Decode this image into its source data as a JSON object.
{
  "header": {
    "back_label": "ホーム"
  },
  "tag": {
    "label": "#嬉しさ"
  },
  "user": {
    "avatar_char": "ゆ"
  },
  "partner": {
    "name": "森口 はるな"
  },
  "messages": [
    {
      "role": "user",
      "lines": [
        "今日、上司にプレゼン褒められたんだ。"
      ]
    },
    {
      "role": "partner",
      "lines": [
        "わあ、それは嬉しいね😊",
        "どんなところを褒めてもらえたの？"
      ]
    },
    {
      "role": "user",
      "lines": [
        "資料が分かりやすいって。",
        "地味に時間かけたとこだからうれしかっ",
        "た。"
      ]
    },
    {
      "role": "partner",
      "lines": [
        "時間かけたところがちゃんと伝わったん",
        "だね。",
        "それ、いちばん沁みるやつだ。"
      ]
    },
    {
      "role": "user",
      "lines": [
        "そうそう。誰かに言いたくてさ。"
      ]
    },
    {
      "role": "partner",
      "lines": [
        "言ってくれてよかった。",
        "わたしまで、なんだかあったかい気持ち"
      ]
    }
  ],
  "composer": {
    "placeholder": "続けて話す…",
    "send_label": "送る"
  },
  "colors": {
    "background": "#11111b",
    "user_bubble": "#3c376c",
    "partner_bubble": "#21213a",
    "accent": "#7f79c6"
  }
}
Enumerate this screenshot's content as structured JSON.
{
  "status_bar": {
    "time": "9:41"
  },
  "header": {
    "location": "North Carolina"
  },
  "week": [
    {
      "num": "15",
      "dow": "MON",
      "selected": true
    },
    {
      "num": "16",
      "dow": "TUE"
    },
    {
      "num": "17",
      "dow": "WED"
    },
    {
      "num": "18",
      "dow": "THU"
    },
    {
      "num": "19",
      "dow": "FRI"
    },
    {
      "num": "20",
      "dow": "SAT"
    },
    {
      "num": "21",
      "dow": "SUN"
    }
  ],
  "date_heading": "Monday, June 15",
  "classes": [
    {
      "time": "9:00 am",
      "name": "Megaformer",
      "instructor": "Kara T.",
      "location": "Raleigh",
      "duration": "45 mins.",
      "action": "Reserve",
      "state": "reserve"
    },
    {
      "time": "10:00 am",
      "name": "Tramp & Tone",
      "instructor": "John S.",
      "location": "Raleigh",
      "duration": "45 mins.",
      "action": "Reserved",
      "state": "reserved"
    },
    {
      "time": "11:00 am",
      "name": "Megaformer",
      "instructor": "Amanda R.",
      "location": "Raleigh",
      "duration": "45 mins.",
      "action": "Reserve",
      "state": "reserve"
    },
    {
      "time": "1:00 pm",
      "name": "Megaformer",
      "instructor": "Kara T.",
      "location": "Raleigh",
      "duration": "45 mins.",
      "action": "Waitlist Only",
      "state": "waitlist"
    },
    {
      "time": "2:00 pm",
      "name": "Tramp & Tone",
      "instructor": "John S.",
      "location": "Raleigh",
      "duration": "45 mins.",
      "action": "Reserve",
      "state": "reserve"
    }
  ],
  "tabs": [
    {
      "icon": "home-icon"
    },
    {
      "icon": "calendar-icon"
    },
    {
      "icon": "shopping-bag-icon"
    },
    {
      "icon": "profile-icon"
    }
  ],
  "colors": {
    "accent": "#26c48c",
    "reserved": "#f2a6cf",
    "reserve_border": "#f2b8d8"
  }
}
##############################
Which lines contain "time"? Copy each of them out.

*OUTPUT OF THE EXERCISE*.
    "time": "9:41"
      "time": "9:00 am",
      "time": "10:00 am",
      "time": "11:00 am",
      "time": "1:00 pm",
      "time": "2:00 pm",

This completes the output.